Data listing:
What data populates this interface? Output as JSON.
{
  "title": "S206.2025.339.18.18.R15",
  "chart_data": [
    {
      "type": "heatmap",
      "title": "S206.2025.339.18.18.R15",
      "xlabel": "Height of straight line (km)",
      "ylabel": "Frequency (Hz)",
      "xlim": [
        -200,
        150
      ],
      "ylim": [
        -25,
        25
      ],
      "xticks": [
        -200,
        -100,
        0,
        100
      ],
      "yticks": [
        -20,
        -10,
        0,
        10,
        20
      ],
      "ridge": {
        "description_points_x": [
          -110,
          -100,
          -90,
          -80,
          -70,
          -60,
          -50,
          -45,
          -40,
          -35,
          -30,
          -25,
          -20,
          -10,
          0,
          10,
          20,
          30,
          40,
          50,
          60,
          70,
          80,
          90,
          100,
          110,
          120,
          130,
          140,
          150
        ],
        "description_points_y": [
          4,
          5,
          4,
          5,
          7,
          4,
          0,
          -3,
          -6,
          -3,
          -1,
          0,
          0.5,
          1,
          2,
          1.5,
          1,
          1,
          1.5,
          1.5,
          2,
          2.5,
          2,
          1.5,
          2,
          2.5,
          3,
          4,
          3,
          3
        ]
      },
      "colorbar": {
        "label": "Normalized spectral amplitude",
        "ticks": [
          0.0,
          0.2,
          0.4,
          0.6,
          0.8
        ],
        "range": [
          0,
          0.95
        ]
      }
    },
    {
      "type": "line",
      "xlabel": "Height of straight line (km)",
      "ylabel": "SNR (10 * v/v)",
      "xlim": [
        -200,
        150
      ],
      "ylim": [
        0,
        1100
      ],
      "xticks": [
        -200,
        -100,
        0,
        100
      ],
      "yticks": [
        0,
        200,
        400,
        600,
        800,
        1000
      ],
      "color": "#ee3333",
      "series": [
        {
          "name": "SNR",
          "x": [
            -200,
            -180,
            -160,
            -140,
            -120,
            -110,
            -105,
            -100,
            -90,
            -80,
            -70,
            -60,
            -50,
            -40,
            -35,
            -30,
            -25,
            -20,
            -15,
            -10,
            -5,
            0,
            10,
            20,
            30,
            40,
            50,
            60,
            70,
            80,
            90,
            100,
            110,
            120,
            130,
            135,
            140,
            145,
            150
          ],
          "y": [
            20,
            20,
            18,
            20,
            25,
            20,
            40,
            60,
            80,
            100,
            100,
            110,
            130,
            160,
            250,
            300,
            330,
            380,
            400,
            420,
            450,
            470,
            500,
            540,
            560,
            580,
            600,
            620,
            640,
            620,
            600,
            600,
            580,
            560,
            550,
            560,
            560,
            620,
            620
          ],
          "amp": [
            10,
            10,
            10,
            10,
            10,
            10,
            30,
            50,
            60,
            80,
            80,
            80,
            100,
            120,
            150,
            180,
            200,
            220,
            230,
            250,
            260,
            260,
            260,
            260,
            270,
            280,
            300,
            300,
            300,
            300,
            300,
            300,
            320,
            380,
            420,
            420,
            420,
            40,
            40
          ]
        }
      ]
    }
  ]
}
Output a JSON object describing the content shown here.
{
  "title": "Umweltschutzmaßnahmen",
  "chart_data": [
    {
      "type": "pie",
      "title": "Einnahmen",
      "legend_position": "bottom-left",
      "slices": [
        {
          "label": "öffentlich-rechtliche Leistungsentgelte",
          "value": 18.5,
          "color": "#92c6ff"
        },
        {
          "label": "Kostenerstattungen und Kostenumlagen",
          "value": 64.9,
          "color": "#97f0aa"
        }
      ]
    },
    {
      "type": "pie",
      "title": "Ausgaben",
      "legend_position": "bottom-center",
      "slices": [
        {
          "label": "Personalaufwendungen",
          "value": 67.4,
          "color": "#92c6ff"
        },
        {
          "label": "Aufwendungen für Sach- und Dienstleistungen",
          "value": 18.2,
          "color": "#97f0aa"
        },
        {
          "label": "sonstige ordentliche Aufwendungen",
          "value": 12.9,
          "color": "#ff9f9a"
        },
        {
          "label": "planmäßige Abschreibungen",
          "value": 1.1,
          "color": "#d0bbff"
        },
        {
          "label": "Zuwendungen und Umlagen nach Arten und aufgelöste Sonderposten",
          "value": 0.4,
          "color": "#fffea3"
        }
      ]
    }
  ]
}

AIM OF THE TASK:
Copy all lines from the entries that contain the word "value".

REPLY TO THE EXERCISE:
          "value": 18.5,
          "value": 64.9,
          "value": 67.4,
          "value": 18.2,
          "value": 12.9,
          "value": 1.1,
          "value": 0.4,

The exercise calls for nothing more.